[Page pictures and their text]
Start of Block

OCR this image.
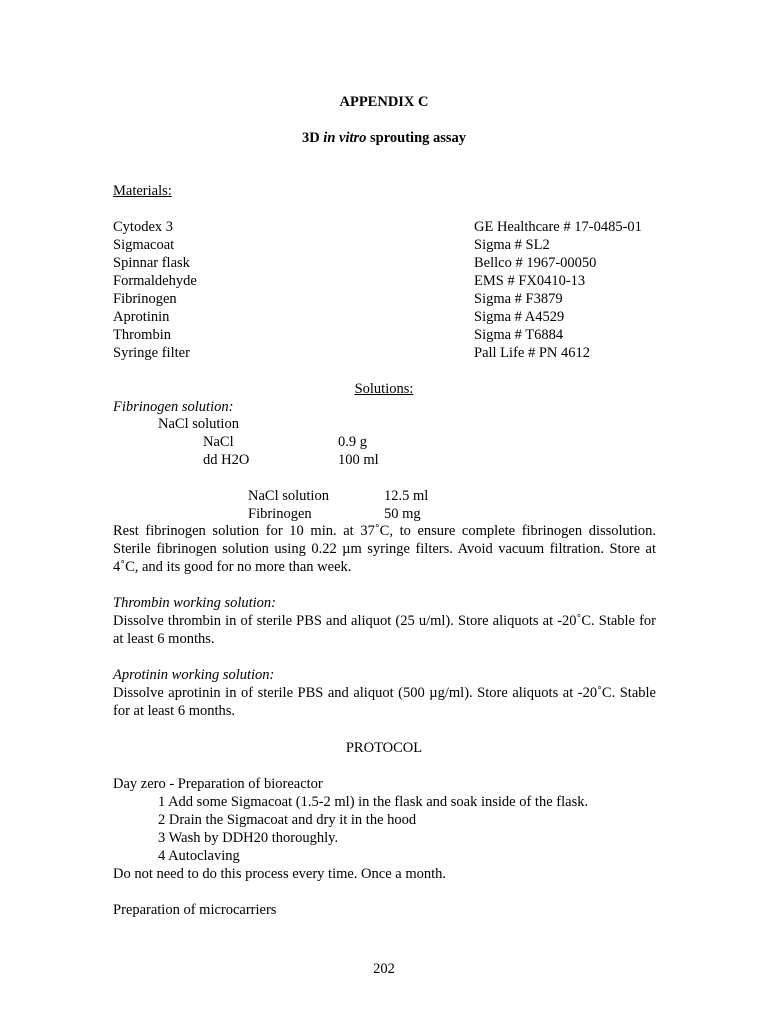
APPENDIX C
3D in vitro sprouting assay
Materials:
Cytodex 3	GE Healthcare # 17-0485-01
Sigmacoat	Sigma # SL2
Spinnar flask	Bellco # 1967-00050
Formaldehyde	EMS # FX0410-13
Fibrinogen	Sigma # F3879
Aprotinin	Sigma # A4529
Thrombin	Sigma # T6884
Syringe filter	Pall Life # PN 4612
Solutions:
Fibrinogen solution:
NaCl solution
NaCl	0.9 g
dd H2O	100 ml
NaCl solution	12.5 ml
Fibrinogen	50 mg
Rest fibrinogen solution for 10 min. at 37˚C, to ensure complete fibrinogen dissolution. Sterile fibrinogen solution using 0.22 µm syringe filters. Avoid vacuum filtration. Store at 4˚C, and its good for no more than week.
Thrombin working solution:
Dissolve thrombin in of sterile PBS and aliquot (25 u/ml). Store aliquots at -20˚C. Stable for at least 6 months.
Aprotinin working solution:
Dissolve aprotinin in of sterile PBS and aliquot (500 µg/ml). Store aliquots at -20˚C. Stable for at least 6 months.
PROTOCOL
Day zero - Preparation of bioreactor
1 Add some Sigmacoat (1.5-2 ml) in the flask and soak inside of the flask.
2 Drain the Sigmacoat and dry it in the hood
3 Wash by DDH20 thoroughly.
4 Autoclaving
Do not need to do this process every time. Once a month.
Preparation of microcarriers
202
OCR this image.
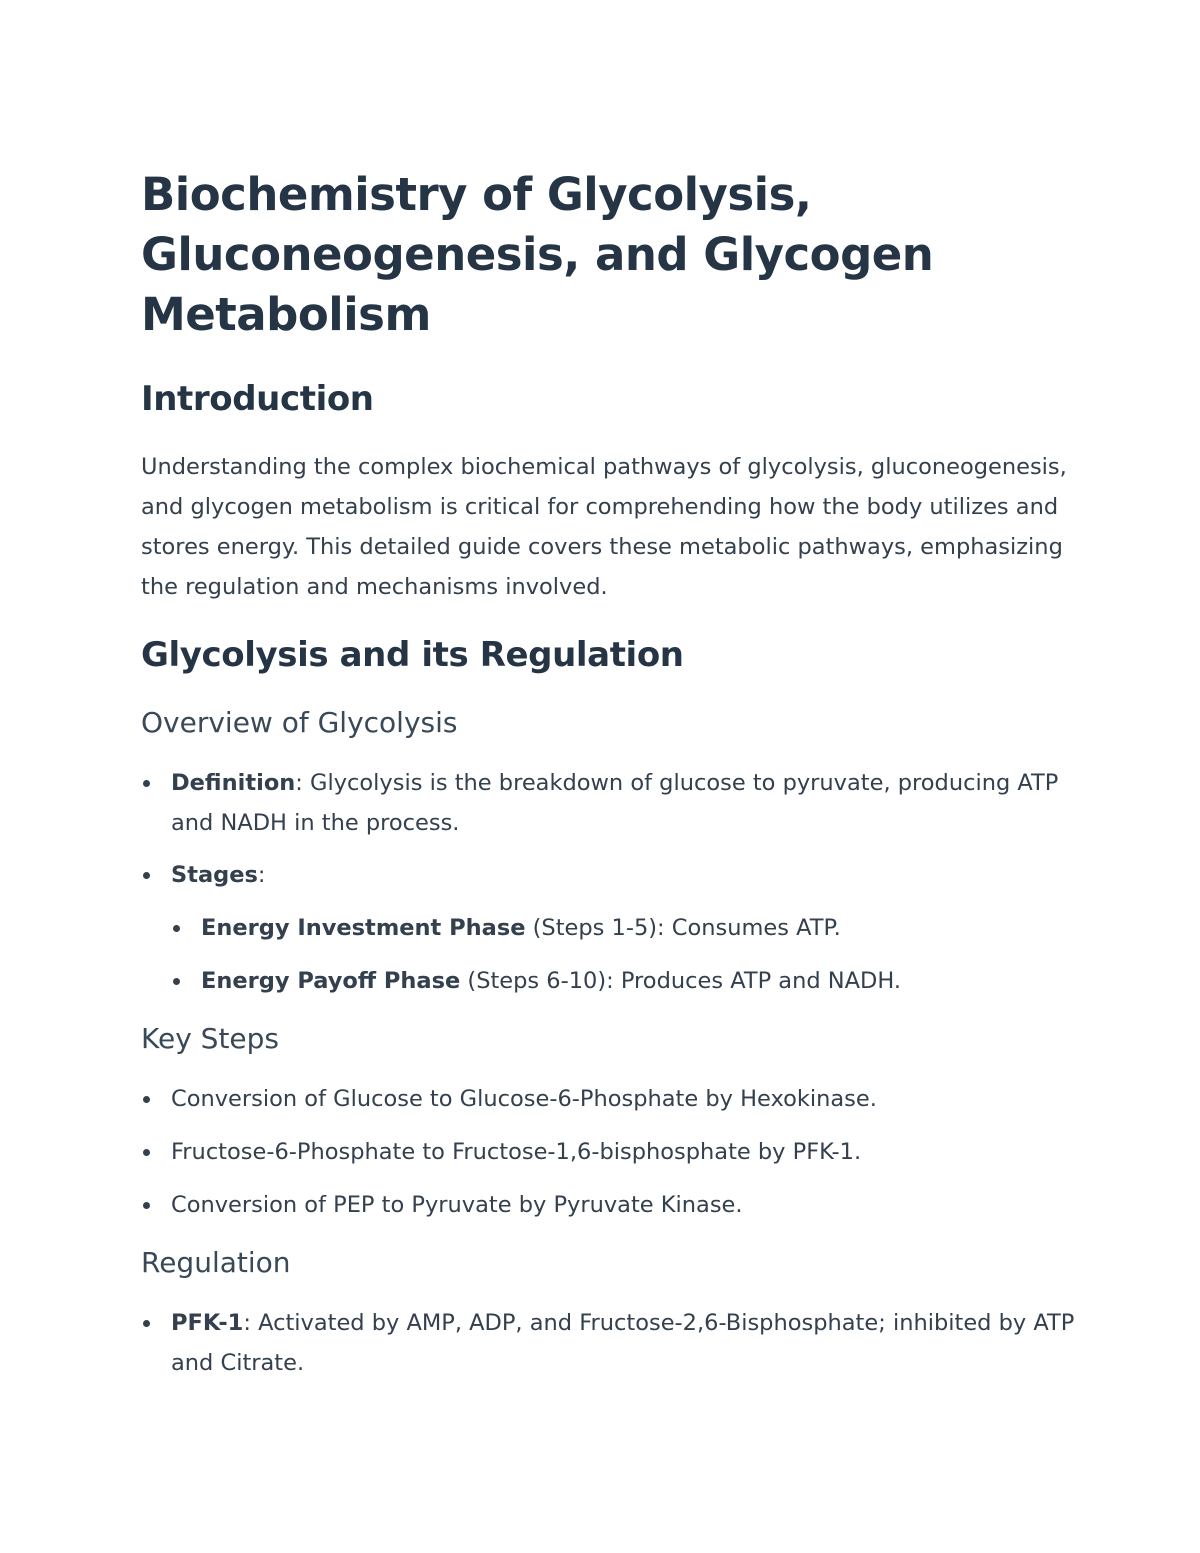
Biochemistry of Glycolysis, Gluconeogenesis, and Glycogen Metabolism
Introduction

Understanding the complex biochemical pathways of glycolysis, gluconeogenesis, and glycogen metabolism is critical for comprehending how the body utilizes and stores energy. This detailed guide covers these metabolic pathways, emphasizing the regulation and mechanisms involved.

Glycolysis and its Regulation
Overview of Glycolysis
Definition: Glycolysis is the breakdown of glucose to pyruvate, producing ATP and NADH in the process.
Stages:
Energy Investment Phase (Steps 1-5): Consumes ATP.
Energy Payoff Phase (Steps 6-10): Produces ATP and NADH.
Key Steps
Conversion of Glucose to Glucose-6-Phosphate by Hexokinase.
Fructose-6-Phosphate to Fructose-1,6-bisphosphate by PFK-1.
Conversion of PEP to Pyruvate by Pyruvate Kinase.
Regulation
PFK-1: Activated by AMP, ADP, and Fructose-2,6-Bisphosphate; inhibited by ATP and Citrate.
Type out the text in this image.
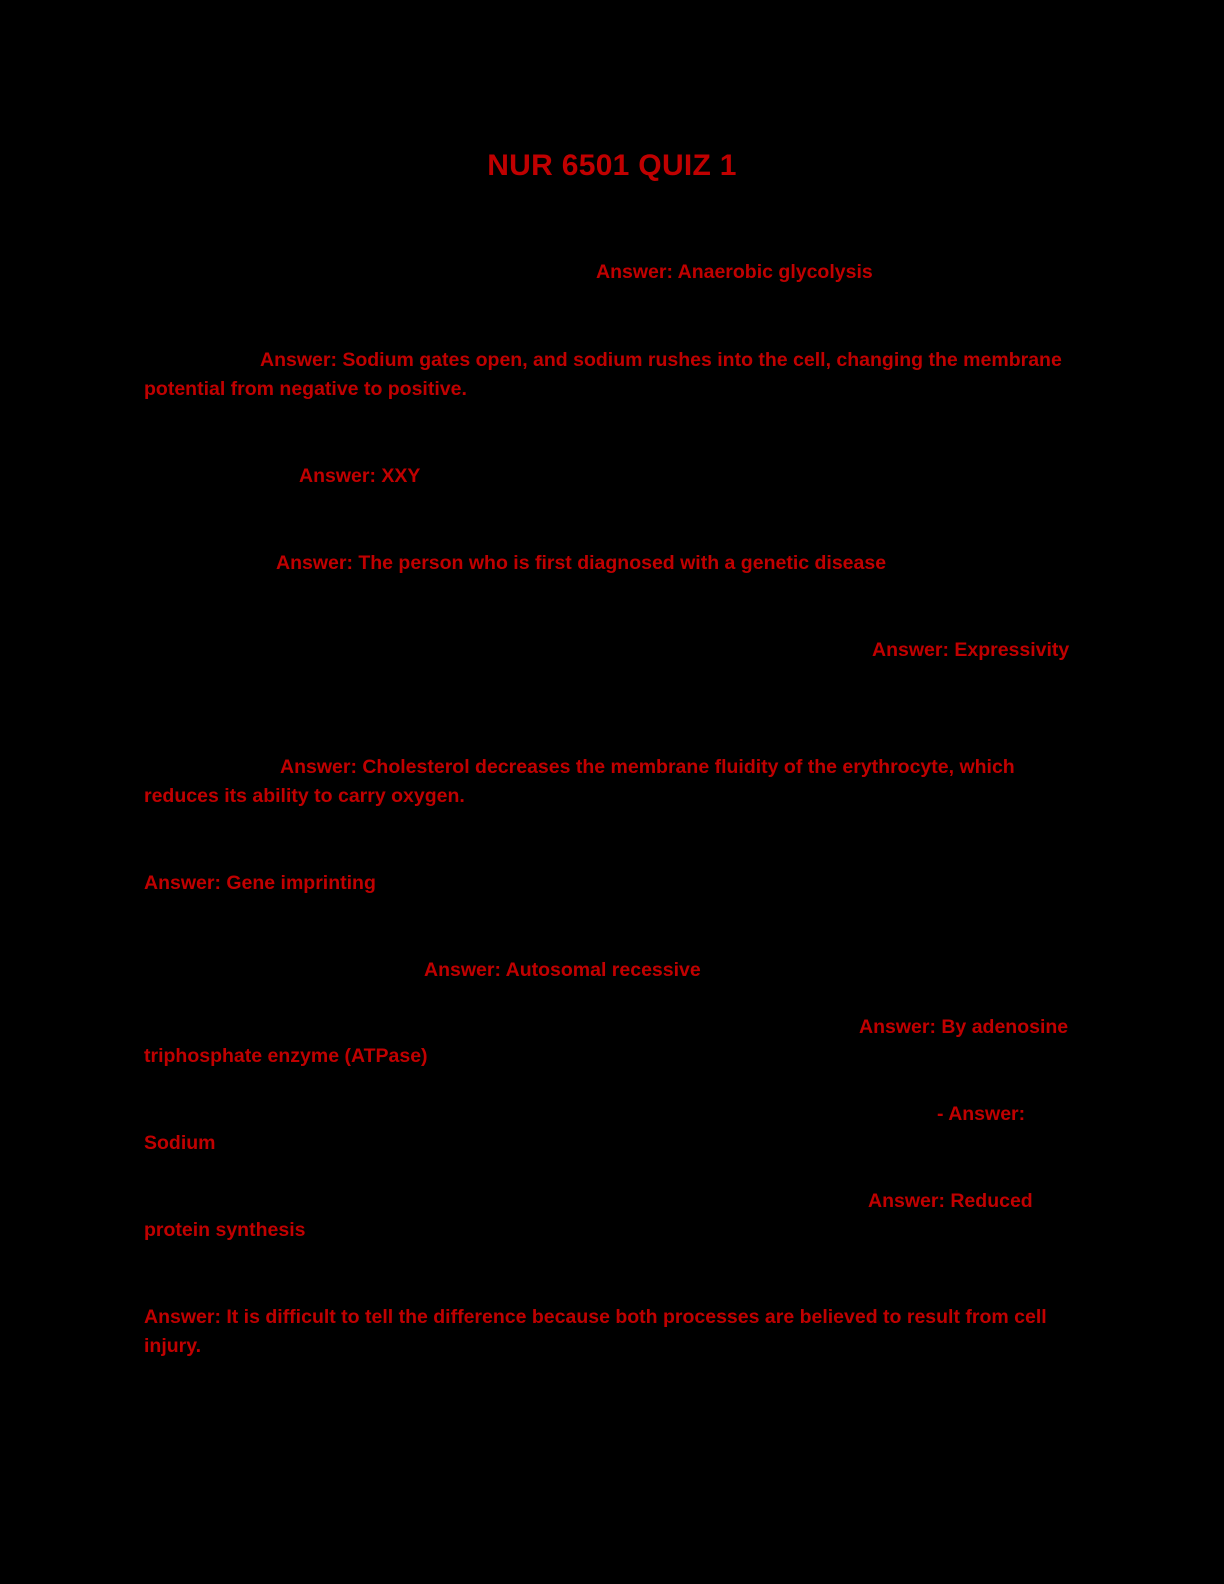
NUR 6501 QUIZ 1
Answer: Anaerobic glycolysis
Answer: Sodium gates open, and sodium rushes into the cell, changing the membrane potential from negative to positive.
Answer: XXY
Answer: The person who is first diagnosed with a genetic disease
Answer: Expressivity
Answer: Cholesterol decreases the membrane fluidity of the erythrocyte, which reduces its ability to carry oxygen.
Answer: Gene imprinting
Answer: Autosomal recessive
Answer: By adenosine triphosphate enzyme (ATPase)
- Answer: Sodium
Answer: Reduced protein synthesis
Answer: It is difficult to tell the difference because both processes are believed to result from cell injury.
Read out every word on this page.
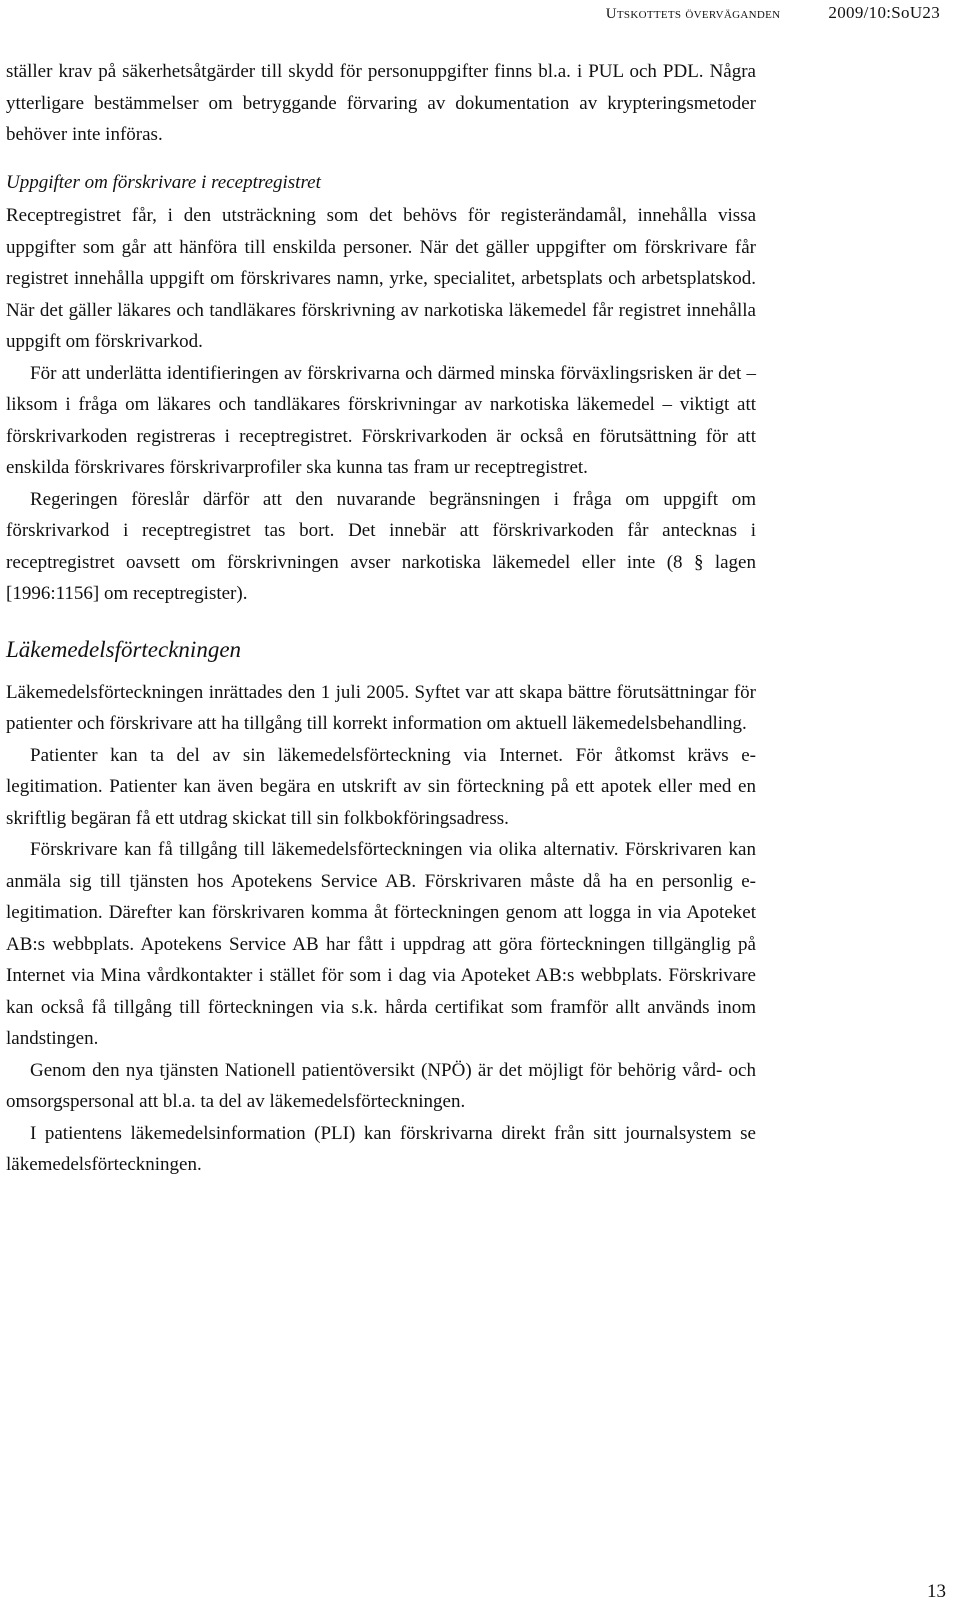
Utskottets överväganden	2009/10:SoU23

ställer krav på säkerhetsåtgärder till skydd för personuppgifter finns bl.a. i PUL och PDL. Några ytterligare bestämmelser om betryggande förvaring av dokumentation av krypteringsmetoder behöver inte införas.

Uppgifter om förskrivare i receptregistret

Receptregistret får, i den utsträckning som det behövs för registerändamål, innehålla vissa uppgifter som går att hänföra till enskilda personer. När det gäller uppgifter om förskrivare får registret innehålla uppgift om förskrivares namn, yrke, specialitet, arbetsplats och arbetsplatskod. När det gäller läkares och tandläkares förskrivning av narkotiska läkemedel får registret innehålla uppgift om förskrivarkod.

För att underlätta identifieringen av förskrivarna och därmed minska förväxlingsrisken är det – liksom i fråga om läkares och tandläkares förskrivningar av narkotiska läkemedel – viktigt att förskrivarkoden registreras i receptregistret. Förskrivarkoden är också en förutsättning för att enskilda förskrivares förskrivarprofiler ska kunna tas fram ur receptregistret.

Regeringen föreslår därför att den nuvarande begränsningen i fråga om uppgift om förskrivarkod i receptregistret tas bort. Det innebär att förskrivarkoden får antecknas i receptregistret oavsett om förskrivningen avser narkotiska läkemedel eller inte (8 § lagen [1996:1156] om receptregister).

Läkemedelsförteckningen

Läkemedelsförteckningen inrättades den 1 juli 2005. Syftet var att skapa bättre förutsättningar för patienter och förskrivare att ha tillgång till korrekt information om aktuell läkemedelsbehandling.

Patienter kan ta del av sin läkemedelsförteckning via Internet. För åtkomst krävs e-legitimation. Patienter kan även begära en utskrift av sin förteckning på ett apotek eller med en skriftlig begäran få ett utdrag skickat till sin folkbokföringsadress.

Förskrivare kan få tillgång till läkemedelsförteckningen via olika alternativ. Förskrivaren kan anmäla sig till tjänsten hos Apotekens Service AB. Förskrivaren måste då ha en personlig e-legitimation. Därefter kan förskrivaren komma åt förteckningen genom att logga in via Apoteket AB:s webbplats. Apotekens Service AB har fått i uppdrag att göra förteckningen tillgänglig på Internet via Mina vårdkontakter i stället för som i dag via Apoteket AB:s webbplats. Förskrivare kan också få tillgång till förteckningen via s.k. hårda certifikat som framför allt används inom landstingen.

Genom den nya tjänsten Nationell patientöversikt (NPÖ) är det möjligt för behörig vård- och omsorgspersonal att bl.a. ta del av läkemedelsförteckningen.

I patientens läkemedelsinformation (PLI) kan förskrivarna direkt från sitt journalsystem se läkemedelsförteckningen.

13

End of Block

Would you transcribe all of the data exactly, apart from its pictures?

OCR this image.
APPENDIX C
3D in vitro sprouting assay
Materials:
Cytodex 3	GE Healthcare # 17-0485-01
Sigmacoat	Sigma # SL2
Spinnar flask	Bellco # 1967-00050
Formaldehyde	EMS # FX0410-13
Fibrinogen	Sigma # F3879
Aprotinin	Sigma # A4529
Thrombin	Sigma # T6884
Syringe filter	Pall Life # PN 4612
Solutions:
Fibrinogen solution:
NaCl solution
NaCl	0.9 g
dd H2O	100 ml
NaCl solution	12.5 ml
Fibrinogen	50 mg
Rest fibrinogen solution for 10 min. at 37˚C, to ensure complete fibrinogen dissolution. Sterile fibrinogen solution using 0.22 µm syringe filters. Avoid vacuum filtration. Store at 4˚C, and its good for no more than week.
Thrombin working solution:
Dissolve thrombin in of sterile PBS and aliquot (25 u/ml). Store aliquots at -20˚C. Stable for at least 6 months.
Aprotinin working solution:
Dissolve aprotinin in of sterile PBS and aliquot (500 µg/ml). Store aliquots at -20˚C. Stable for at least 6 months.
PROTOCOL
Day zero - Preparation of bioreactor
1 Add some Sigmacoat (1.5-2 ml) in the flask and soak inside of the flask.
2 Drain the Sigmacoat and dry it in the hood
3 Wash by DDH20 thoroughly.
4 Autoclaving
Do not need to do this process every time. Once a month.
Preparation of microcarriers
202
OCR this image.
Biochemistry of Glycolysis, Gluconeogenesis, and Glycogen Metabolism
Introduction

Understanding the complex biochemical pathways of glycolysis, gluconeogenesis, and glycogen metabolism is critical for comprehending how the body utilizes and stores energy. This detailed guide covers these metabolic pathways, emphasizing the regulation and mechanisms involved.

Glycolysis and its Regulation
Overview of Glycolysis
Definition: Glycolysis is the breakdown of glucose to pyruvate, producing ATP and NADH in the process.
Stages:
Energy Investment Phase (Steps 1-5): Consumes ATP.
Energy Payoff Phase (Steps 6-10): Produces ATP and NADH.
Key Steps
Conversion of Glucose to Glucose-6-Phosphate by Hexokinase.
Fructose-6-Phosphate to Fructose-1,6-bisphosphate by PFK-1.
Conversion of PEP to Pyruvate by Pyruvate Kinase.
Regulation
PFK-1: Activated by AMP, ADP, and Fructose-2,6-Bisphosphate; inhibited by ATP and Citrate.
Type out the text in this image.
NUR 6501 QUIZ 1
Answer: Anaerobic glycolysis
Answer: Sodium gates open, and sodium rushes into the cell, changing the membrane potential from negative to positive.
Answer: XXY
Answer: The person who is first diagnosed with a genetic disease
Answer: Expressivity
Answer: Cholesterol decreases the membrane fluidity of the erythrocyte, which reduces its ability to carry oxygen.
Answer: Gene imprinting
Answer: Autosomal recessive
Answer: By adenosine triphosphate enzyme (ATPase)
- Answer: Sodium
Answer: Reduced protein synthesis
Answer: It is difficult to tell the difference because both processes are believed to result from cell injury.
Read out every word on this page.
Utskottets överväganden	2009/10:SoU23

ställer krav på säkerhetsåtgärder till skydd för personuppgifter finns bl.a. i PUL och PDL. Några ytterligare bestämmelser om betryggande förvaring av dokumentation av krypteringsmetoder behöver inte införas.

Uppgifter om förskrivare i receptregistret

Receptregistret får, i den utsträckning som det behövs för registerändamål, innehålla vissa uppgifter som går att hänföra till enskilda personer. När det gäller uppgifter om förskrivare får registret innehålla uppgift om förskrivares namn, yrke, specialitet, arbetsplats och arbetsplatskod. När det gäller läkares och tandläkares förskrivning av narkotiska läkemedel får registret innehålla uppgift om förskrivarkod.

För att underlätta identifieringen av förskrivarna och därmed minska förväxlingsrisken är det – liksom i fråga om läkares och tandläkares förskrivningar av narkotiska läkemedel – viktigt att förskrivarkoden registreras i receptregistret. Förskrivarkoden är också en förutsättning för att enskilda förskrivares förskrivarprofiler ska kunna tas fram ur receptregistret.

Regeringen föreslår därför att den nuvarande begränsningen i fråga om uppgift om förskrivarkod i receptregistret tas bort. Det innebär att förskrivarkoden får antecknas i receptregistret oavsett om förskrivningen avser narkotiska läkemedel eller inte (8 § lagen [1996:1156] om receptregister).

Läkemedelsförteckningen

Läkemedelsförteckningen inrättades den 1 juli 2005. Syftet var att skapa bättre förutsättningar för patienter och förskrivare att ha tillgång till korrekt information om aktuell läkemedelsbehandling.

Patienter kan ta del av sin läkemedelsförteckning via Internet. För åtkomst krävs e-legitimation. Patienter kan även begära en utskrift av sin förteckning på ett apotek eller med en skriftlig begäran få ett utdrag skickat till sin folkbokföringsadress.

Förskrivare kan få tillgång till läkemedelsförteckningen via olika alternativ. Förskrivaren kan anmäla sig till tjänsten hos Apotekens Service AB. Förskrivaren måste då ha en personlig e-legitimation. Därefter kan förskrivaren komma åt förteckningen genom att logga in via Apoteket AB:s webbplats. Apotekens Service AB har fått i uppdrag att göra förteckningen tillgänglig på Internet via Mina vårdkontakter i stället för som i dag via Apoteket AB:s webbplats. Förskrivare kan också få tillgång till förteckningen via s.k. hårda certifikat som framför allt används inom landstingen.

Genom den nya tjänsten Nationell patientöversikt (NPÖ) är det möjligt för behörig vård- och omsorgspersonal att bl.a. ta del av läkemedelsförteckningen.

I patientens läkemedelsinformation (PLI) kan förskrivarna direkt från sitt journalsystem se läkemedelsförteckningen.

13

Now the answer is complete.